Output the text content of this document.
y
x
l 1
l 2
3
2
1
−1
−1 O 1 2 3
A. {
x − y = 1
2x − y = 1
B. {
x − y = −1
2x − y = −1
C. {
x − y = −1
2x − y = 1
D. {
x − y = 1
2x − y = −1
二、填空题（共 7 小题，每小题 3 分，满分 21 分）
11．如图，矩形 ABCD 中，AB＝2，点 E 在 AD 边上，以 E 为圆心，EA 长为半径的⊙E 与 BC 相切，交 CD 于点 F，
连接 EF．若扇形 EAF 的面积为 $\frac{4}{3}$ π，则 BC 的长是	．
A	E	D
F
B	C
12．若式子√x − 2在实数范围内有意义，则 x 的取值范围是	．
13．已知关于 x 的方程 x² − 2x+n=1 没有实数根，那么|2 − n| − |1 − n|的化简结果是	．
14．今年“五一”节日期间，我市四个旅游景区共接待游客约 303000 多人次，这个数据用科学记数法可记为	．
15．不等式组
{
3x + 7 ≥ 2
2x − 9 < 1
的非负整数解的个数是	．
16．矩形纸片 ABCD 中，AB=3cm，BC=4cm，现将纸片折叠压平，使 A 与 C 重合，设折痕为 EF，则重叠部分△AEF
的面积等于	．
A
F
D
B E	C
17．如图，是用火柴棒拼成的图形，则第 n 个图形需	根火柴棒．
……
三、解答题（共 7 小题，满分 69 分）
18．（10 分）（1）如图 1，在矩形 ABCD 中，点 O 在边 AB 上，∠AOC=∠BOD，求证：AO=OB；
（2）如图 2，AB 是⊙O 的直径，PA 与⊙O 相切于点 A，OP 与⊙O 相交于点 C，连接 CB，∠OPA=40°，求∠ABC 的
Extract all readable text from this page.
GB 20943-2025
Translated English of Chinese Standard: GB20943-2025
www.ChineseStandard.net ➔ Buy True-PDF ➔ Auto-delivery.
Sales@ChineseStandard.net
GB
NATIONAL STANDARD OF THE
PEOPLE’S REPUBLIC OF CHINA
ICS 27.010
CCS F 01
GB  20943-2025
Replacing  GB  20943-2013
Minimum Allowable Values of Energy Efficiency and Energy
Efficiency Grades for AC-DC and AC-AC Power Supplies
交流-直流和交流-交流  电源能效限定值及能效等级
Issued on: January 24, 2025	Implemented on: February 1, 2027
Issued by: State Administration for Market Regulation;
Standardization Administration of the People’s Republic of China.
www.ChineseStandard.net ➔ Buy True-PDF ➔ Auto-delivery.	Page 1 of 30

■ **Objective**
Return the lines above, from the one containing "Extract all readable text from this page." to the end, exactly as they stand.

■ **Solution to this task**
Extract all readable text from this page.
GB 20943-2025
Translated English of Chinese Standard: GB20943-2025
www.ChineseStandard.net ➔ Buy True-PDF ➔ Auto-delivery.
Sales@ChineseStandard.net
GB
NATIONAL STANDARD OF THE
PEOPLE’S REPUBLIC OF CHINA
ICS 27.010
CCS F 01
GB  20943-2025
Replacing  GB  20943-2013
Minimum Allowable Values of Energy Efficiency and Energy
Efficiency Grades for AC-DC and AC-AC Power Supplies
交流-直流和交流-交流  电源能效限定值及能效等级
Issued on: January 24, 2025	Implemented on: February 1, 2027
Issued by: State Administration for Market Regulation;
Standardization Administration of the People’s Republic of China.
www.ChineseStandard.net ➔ Buy True-PDF ➔ Auto-delivery.	Page 1 of 30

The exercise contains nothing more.